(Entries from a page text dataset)
------------------------------------

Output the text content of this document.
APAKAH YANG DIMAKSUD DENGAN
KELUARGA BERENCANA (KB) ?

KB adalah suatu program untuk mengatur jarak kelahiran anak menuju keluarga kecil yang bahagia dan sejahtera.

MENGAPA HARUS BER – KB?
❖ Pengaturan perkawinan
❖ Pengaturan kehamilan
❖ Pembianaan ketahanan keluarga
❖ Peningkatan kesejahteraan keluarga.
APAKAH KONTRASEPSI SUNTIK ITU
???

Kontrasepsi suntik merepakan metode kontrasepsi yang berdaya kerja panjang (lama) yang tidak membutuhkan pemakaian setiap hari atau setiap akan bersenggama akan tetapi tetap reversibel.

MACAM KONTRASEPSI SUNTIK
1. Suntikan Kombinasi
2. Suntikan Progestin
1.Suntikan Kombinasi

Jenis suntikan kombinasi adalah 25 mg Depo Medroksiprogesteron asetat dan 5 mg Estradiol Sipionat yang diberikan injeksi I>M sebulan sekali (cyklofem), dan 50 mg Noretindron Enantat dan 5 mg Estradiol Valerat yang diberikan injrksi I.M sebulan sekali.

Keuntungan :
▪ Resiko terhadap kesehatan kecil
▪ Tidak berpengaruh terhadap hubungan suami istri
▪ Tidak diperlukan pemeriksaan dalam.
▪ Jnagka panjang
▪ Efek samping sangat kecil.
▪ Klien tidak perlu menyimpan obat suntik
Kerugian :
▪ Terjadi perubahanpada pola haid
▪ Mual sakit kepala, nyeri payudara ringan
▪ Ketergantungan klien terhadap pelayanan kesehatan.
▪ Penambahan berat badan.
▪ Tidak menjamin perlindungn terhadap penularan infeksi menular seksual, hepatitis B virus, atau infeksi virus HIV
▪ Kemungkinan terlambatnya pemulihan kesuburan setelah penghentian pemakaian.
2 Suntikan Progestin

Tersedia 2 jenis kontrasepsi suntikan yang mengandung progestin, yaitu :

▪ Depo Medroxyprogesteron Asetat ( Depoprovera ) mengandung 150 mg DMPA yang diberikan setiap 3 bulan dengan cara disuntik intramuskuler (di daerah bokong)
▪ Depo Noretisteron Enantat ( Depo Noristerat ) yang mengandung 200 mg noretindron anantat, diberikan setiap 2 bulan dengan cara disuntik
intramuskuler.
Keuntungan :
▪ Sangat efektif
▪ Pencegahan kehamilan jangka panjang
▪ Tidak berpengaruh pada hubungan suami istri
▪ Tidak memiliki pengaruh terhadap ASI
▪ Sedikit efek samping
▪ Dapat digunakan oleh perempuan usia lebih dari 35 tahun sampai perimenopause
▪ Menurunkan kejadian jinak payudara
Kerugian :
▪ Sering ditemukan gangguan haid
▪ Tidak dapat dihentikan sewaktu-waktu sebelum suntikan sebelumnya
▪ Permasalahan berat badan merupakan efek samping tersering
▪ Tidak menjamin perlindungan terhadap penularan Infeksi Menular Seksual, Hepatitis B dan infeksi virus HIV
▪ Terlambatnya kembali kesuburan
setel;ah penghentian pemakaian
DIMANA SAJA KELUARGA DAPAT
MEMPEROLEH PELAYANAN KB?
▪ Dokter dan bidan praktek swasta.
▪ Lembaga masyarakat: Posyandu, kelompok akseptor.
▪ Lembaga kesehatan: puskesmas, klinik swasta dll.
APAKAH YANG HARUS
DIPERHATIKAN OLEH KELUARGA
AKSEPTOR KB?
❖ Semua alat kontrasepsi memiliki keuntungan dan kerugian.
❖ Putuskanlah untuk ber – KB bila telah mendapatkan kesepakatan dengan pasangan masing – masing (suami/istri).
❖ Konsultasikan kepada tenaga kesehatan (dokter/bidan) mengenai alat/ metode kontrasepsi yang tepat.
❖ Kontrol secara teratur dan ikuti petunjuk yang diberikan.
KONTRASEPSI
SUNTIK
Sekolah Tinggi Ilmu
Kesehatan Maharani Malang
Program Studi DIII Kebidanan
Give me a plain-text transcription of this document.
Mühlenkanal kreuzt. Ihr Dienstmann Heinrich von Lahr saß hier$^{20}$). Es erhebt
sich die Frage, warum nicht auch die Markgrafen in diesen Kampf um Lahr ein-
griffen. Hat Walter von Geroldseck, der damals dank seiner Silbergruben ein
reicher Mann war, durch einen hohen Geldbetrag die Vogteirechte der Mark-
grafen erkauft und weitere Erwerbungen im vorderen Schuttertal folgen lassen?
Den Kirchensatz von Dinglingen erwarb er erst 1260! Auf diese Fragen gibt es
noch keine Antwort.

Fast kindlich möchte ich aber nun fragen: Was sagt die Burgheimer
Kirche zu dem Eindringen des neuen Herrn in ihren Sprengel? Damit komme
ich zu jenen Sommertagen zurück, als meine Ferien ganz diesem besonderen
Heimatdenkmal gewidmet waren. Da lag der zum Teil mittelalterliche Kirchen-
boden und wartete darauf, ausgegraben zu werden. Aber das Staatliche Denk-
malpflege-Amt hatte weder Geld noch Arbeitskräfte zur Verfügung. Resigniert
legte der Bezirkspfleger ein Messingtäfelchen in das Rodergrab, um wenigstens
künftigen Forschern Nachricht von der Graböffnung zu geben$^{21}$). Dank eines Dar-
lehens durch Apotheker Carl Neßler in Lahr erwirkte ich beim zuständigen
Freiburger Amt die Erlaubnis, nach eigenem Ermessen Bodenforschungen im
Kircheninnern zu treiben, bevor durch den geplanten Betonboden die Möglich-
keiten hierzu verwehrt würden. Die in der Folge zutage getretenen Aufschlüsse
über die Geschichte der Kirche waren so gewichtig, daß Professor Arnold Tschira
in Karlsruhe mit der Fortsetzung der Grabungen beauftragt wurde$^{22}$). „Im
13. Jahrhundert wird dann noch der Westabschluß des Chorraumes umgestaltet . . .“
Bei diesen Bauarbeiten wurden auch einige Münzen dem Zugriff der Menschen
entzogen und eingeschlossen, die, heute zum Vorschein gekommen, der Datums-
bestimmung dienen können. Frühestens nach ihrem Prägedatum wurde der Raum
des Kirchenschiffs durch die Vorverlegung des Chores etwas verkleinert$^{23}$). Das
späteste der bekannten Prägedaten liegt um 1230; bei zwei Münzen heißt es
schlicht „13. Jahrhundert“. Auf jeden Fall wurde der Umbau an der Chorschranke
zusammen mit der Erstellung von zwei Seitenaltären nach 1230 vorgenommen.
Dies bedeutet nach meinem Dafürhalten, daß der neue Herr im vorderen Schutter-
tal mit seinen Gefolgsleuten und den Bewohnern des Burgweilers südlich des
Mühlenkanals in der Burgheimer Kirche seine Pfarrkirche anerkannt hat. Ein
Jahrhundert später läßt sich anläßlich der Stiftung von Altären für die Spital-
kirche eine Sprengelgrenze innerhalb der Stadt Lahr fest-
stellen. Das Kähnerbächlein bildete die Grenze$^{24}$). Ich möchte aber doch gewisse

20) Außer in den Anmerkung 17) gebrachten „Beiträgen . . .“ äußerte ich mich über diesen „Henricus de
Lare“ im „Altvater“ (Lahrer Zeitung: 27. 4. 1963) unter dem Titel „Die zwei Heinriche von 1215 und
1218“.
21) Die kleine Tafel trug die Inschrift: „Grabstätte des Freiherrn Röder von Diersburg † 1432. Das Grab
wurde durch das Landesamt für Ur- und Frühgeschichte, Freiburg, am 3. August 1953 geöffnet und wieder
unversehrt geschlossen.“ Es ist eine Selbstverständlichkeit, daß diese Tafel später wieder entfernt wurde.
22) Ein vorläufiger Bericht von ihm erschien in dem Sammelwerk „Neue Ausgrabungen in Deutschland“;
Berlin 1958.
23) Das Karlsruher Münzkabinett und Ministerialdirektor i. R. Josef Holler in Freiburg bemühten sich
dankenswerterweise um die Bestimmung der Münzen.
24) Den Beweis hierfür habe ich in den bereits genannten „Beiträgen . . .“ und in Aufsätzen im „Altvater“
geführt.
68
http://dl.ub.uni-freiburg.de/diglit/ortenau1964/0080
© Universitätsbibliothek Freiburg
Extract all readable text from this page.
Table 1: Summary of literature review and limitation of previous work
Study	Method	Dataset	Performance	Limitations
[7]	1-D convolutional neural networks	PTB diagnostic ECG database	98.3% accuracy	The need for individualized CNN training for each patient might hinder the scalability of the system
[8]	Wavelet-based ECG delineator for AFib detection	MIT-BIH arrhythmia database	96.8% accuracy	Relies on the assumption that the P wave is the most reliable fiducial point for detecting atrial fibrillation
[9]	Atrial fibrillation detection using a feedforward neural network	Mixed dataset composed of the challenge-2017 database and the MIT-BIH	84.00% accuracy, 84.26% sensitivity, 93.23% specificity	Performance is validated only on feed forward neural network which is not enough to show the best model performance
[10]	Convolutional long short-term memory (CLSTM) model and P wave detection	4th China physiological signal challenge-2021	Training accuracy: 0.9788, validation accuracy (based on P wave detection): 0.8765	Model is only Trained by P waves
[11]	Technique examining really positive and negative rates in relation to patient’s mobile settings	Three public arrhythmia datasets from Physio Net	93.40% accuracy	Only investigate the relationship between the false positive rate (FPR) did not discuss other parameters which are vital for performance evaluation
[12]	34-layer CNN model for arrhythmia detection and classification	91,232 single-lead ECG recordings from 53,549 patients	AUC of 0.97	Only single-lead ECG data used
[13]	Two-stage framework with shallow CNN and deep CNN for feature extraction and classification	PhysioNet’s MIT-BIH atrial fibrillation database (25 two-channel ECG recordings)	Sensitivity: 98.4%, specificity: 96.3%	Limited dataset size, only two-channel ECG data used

------------------------------------

PROBLEM REQUIREMENTS: Report each line above that includes the string "kehamilan".

TASK RESPONSE:
❖ Pengaturan kehamilan
▪ Pencegahan kehamilan jangka panjang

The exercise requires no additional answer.